WORK INSTRUCTIONS: Give the number of lines in the listing below that include the word "look", with nothing more.

___ SUPPLIED RECORDS ___

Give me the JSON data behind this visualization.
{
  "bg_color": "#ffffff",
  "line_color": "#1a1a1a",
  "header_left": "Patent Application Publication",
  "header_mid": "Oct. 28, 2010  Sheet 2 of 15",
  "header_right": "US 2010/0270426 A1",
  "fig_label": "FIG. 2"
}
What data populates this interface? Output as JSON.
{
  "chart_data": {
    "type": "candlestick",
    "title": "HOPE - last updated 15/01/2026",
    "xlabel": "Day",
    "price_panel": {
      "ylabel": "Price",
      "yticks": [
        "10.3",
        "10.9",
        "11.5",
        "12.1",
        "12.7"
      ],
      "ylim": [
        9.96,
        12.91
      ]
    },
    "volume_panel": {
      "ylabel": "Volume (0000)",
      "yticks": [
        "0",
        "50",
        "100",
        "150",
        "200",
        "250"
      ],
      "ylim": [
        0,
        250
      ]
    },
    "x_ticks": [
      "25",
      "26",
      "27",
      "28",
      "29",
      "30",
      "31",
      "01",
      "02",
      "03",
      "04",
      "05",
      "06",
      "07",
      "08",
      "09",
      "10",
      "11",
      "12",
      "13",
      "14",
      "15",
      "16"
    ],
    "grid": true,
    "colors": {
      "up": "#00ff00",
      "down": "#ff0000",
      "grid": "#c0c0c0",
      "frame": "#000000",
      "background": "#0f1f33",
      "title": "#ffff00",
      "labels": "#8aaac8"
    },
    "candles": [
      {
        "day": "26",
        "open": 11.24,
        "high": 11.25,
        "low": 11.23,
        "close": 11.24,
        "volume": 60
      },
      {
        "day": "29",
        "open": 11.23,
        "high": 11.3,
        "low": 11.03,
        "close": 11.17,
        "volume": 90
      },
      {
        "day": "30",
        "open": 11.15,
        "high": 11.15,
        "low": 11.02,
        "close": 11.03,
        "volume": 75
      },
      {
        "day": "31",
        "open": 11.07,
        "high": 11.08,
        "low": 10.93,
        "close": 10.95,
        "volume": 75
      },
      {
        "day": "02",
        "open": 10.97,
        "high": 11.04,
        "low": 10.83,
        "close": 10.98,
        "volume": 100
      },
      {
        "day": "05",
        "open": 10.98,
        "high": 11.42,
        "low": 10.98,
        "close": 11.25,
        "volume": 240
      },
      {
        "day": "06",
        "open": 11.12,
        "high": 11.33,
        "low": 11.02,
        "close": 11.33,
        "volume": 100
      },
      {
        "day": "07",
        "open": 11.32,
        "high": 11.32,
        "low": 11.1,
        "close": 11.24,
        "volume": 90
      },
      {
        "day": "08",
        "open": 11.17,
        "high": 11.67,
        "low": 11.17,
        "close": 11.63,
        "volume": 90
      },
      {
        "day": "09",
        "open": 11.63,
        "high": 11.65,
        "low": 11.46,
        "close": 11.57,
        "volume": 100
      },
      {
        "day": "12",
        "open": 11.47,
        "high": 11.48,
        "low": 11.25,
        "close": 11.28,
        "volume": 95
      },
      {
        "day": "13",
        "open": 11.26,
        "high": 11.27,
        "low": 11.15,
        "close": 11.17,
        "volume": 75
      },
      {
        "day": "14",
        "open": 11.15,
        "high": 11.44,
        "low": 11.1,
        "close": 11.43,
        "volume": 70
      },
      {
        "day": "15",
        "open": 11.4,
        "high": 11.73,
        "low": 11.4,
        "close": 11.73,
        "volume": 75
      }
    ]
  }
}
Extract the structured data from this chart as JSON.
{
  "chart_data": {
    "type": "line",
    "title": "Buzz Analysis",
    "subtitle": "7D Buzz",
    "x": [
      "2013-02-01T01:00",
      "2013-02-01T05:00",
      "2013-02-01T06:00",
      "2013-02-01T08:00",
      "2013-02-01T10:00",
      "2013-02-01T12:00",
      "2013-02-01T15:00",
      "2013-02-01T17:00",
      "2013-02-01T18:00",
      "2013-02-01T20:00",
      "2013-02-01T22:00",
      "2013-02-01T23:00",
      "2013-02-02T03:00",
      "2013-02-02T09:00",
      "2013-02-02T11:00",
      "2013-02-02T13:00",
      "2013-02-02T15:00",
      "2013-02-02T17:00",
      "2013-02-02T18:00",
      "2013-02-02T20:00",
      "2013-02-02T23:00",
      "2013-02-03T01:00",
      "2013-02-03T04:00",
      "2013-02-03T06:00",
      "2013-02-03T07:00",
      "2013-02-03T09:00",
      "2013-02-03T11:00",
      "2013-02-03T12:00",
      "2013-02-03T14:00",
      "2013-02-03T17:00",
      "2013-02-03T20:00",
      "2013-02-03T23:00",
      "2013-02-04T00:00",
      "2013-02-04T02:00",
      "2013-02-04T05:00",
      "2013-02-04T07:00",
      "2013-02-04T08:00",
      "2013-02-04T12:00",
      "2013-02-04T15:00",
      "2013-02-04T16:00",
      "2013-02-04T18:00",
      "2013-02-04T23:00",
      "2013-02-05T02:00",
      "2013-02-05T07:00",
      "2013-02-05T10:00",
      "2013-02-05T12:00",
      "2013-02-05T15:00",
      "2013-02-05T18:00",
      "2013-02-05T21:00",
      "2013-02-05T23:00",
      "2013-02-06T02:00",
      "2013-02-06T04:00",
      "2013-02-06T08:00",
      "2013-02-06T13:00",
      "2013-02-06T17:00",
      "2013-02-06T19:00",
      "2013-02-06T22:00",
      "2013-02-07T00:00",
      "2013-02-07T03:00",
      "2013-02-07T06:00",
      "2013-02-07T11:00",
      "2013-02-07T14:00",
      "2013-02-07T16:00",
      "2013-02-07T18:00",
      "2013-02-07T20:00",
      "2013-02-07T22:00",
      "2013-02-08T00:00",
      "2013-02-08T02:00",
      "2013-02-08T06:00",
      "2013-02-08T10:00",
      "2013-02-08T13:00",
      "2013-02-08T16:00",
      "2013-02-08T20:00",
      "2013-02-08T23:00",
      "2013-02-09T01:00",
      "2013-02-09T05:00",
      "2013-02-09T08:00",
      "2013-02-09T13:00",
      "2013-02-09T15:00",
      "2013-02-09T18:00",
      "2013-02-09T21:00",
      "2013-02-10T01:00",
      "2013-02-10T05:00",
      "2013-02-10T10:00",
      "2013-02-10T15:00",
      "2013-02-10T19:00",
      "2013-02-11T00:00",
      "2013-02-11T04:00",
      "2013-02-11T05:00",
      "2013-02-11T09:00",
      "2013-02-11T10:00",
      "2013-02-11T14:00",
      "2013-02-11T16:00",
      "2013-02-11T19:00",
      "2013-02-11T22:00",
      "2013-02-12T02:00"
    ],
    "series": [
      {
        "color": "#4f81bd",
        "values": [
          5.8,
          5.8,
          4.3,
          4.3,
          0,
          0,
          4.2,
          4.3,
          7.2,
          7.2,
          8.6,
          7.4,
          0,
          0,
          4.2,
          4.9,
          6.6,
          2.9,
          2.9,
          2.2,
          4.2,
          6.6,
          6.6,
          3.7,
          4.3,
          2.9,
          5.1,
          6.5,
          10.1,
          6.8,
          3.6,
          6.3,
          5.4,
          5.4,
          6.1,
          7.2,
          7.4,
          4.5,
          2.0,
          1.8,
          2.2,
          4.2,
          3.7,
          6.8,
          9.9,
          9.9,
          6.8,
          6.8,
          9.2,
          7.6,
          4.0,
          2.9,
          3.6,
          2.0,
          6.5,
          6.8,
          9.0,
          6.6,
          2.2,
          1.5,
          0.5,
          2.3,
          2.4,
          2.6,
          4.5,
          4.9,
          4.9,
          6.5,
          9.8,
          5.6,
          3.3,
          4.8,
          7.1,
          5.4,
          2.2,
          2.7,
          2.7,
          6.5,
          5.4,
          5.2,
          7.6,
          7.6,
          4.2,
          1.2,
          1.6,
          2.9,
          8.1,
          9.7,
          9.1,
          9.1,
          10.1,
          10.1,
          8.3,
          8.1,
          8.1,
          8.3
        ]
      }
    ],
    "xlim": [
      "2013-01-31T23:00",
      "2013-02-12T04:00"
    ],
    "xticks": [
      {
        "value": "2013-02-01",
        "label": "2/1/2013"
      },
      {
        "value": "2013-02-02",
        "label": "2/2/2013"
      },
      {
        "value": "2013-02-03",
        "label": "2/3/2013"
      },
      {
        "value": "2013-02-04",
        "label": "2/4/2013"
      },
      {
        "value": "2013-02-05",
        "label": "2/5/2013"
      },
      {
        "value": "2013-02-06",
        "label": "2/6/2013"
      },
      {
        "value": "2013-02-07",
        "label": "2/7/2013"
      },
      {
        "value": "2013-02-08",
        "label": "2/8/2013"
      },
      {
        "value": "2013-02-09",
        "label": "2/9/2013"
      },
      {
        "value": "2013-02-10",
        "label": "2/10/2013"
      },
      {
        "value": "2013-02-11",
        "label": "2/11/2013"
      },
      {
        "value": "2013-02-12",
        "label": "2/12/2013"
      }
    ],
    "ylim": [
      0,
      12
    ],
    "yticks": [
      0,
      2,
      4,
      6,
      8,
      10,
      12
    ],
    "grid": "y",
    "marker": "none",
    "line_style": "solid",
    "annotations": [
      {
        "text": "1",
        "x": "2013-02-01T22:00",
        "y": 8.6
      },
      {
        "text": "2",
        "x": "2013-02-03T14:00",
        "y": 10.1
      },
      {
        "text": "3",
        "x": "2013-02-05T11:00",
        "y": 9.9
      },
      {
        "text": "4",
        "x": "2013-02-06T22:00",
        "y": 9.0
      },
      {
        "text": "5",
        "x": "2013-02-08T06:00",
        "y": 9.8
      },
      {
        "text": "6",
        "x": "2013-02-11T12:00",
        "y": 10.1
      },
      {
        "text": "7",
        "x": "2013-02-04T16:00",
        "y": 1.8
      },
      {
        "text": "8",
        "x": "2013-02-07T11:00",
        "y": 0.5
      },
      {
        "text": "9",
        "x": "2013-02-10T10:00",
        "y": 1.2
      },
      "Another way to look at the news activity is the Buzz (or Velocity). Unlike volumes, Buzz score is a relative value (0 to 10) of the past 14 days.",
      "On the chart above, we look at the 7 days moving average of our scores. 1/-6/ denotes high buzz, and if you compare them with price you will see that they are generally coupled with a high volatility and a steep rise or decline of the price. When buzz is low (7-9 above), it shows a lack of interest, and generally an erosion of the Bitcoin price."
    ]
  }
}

___

TASK RESPONSE: 2